> [Given records]:
========================
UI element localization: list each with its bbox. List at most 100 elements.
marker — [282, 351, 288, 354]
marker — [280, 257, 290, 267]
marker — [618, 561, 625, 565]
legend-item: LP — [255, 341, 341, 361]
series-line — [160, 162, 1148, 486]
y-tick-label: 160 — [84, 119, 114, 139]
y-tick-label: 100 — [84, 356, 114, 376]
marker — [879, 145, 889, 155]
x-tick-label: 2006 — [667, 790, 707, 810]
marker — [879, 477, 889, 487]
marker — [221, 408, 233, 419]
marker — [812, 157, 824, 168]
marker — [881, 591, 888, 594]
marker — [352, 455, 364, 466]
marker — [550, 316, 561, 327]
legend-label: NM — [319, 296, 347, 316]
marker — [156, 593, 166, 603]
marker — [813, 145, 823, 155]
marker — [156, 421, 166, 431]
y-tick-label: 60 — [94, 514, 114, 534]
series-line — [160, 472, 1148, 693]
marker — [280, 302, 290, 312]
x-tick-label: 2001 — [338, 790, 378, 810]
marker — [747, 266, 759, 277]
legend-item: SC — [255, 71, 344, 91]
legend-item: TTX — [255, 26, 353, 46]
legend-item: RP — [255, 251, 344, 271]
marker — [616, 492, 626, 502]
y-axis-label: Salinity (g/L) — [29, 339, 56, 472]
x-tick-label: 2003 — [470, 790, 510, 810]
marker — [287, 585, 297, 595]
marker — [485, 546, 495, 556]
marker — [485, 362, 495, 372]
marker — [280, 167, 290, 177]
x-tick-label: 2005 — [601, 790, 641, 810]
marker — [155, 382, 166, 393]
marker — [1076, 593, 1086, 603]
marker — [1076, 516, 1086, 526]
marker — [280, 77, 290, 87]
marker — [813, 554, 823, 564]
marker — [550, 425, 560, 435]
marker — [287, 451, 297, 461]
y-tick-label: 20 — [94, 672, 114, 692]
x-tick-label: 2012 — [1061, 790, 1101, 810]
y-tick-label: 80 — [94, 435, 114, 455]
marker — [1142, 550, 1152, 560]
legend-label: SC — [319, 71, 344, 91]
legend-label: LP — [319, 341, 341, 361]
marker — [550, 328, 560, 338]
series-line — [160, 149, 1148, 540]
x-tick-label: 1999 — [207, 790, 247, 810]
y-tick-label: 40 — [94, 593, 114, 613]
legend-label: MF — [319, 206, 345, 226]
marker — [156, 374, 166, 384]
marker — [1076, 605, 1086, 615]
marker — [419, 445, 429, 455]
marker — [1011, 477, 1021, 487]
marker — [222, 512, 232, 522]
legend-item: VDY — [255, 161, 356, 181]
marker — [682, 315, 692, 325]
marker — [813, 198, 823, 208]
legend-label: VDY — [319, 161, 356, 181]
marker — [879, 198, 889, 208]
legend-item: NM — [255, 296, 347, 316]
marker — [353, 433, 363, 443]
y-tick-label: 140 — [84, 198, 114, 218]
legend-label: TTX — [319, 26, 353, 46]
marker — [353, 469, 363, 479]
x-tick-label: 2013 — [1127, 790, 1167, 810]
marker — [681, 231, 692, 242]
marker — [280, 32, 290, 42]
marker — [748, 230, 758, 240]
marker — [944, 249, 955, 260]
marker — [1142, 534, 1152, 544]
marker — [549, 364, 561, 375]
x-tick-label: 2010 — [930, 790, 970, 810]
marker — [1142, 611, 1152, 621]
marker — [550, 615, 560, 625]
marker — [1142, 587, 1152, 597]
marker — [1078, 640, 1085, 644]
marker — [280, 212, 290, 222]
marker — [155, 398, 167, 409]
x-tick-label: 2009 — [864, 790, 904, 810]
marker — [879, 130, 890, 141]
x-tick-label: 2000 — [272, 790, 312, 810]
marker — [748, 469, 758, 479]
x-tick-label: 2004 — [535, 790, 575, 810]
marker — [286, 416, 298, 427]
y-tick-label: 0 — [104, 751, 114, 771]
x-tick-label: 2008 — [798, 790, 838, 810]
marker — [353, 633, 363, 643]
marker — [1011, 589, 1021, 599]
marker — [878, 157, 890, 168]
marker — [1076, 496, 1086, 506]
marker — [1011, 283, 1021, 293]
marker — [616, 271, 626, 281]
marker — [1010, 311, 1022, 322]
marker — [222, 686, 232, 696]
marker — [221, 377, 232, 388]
========================
> [What to do]: Copy out every line of the listing above, changing nothing.

> [Result for this exercise]:
UI element localization: list each with its bbox. List at most 100 elements.
marker — [282, 351, 288, 354]
marker — [280, 257, 290, 267]
marker — [618, 561, 625, 565]
legend-item: LP — [255, 341, 341, 361]
series-line — [160, 162, 1148, 486]
y-tick-label: 160 — [84, 119, 114, 139]
y-tick-label: 100 — [84, 356, 114, 376]
marker — [879, 145, 889, 155]
x-tick-label: 2006 — [667, 790, 707, 810]
marker — [879, 477, 889, 487]
marker — [221, 408, 233, 419]
marker — [812, 157, 824, 168]
marker — [881, 591, 888, 594]
marker — [352, 455, 364, 466]
marker — [550, 316, 561, 327]
legend-label: NM — [319, 296, 347, 316]
marker — [156, 593, 166, 603]
marker — [813, 145, 823, 155]
marker — [156, 421, 166, 431]
y-tick-label: 60 — [94, 514, 114, 534]
series-line — [160, 472, 1148, 693]
marker — [280, 302, 290, 312]
x-tick-label: 2001 — [338, 790, 378, 810]
marker — [747, 266, 759, 277]
legend-item: SC — [255, 71, 344, 91]
legend-item: TTX — [255, 26, 353, 46]
legend-item: RP — [255, 251, 344, 271]
marker — [616, 492, 626, 502]
y-axis-label: Salinity (g/L) — [29, 339, 56, 472]
x-tick-label: 2003 — [470, 790, 510, 810]
marker — [287, 585, 297, 595]
marker — [485, 546, 495, 556]
marker — [485, 362, 495, 372]
marker — [280, 167, 290, 177]
x-tick-label: 2005 — [601, 790, 641, 810]
marker — [155, 382, 166, 393]
marker — [1076, 593, 1086, 603]
marker — [1076, 516, 1086, 526]
marker — [280, 77, 290, 87]
marker — [813, 554, 823, 564]
marker — [550, 425, 560, 435]
marker — [287, 451, 297, 461]
y-tick-label: 20 — [94, 672, 114, 692]
x-tick-label: 2012 — [1061, 790, 1101, 810]
y-tick-label: 80 — [94, 435, 114, 455]
marker — [1142, 550, 1152, 560]
legend-label: SC — [319, 71, 344, 91]
legend-label: LP — [319, 341, 341, 361]
marker — [550, 328, 560, 338]
series-line — [160, 149, 1148, 540]
x-tick-label: 1999 — [207, 790, 247, 810]
y-tick-label: 40 — [94, 593, 114, 613]
legend-label: MF — [319, 206, 345, 226]
marker — [156, 374, 166, 384]
marker — [1076, 605, 1086, 615]
marker — [419, 445, 429, 455]
marker — [1011, 477, 1021, 487]
marker — [222, 512, 232, 522]
legend-item: VDY — [255, 161, 356, 181]
marker — [682, 315, 692, 325]
marker — [813, 198, 823, 208]
legend-label: VDY — [319, 161, 356, 181]
marker — [879, 198, 889, 208]
legend-item: NM — [255, 296, 347, 316]
marker — [353, 433, 363, 443]
y-tick-label: 140 — [84, 198, 114, 218]
legend-label: TTX — [319, 26, 353, 46]
marker — [353, 469, 363, 479]
x-tick-label: 2013 — [1127, 790, 1167, 810]
marker — [681, 231, 692, 242]
marker — [280, 32, 290, 42]
marker — [748, 230, 758, 240]
marker — [944, 249, 955, 260]
marker — [1142, 534, 1152, 544]
marker — [549, 364, 561, 375]
x-tick-label: 2010 — [930, 790, 970, 810]
marker — [1142, 611, 1152, 621]
marker — [550, 615, 560, 625]
marker — [1142, 587, 1152, 597]
marker — [1078, 640, 1085, 644]
marker — [280, 212, 290, 222]
marker — [155, 398, 167, 409]
x-tick-label: 2009 — [864, 790, 904, 810]
marker — [879, 130, 890, 141]
x-tick-label: 2000 — [272, 790, 312, 810]
marker — [748, 469, 758, 479]
x-tick-label: 2004 — [535, 790, 575, 810]
marker — [286, 416, 298, 427]
y-tick-label: 0 — [104, 751, 114, 771]
x-tick-label: 2008 — [798, 790, 838, 810]
marker — [353, 633, 363, 643]
marker — [1011, 589, 1021, 599]
marker — [878, 157, 890, 168]
marker — [1076, 496, 1086, 506]
marker — [1011, 283, 1021, 293]
marker — [616, 271, 626, 281]
marker — [1010, 311, 1022, 322]
marker — [222, 686, 232, 696]
marker — [221, 377, 232, 388]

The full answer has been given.